▶ **EXERCISE DIRECTIONS**: Repeat each line word for word.

Part of a data file

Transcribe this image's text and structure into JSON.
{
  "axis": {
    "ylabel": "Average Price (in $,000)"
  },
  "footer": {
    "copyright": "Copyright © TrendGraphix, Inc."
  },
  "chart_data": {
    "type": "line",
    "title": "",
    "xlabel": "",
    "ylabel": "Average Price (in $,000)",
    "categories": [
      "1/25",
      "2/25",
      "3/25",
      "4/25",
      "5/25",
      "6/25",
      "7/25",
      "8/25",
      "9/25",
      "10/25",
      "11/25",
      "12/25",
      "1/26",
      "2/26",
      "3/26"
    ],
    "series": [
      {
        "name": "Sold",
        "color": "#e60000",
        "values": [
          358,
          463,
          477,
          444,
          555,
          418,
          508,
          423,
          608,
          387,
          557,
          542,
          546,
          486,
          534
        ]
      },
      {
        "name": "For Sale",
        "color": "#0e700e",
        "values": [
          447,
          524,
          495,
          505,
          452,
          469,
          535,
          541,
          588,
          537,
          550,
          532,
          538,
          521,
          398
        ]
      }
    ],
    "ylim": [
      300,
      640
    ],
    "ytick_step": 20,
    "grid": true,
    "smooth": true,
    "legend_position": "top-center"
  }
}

▶ **TASK SOLUTION**:
Transcribe this image's text and structure into JSON.
{
  "axis": {
    "ylabel": "Average Price (in $,000)"
  },
  "footer": {
    "copyright": "Copyright © TrendGraphix, Inc."
  },
  "chart_data": {
    "type": "line",
    "title": "",
    "xlabel": "",
    "ylabel": "Average Price (in $,000)",
    "categories": [
      "1/25",
      "2/25",
      "3/25",
      "4/25",
      "5/25",
      "6/25",
      "7/25",
      "8/25",
      "9/25",
      "10/25",
      "11/25",
      "12/25",
      "1/26",
      "2/26",
      "3/26"
    ],
    "series": [
      {
        "name": "Sold",
        "color": "#e60000",
        "values": [
          358,
          463,
          477,
          444,
          555,
          418,
          508,
          423,
          608,
          387,
          557,
          542,
          546,
          486,
          534
        ]
      },
      {
        "name": "For Sale",
        "color": "#0e700e",
        "values": [
          447,
          524,
          495,
          505,
          452,
          469,
          535,
          541,
          588,
          537,
          550,
          532,
          538,
          521,
          398
        ]
      }
    ],
    "ylim": [
      300,
      640
    ],
    "ytick_step": 20,
    "grid": true,
    "smooth": true,
    "legend_position": "top-center"
  }
}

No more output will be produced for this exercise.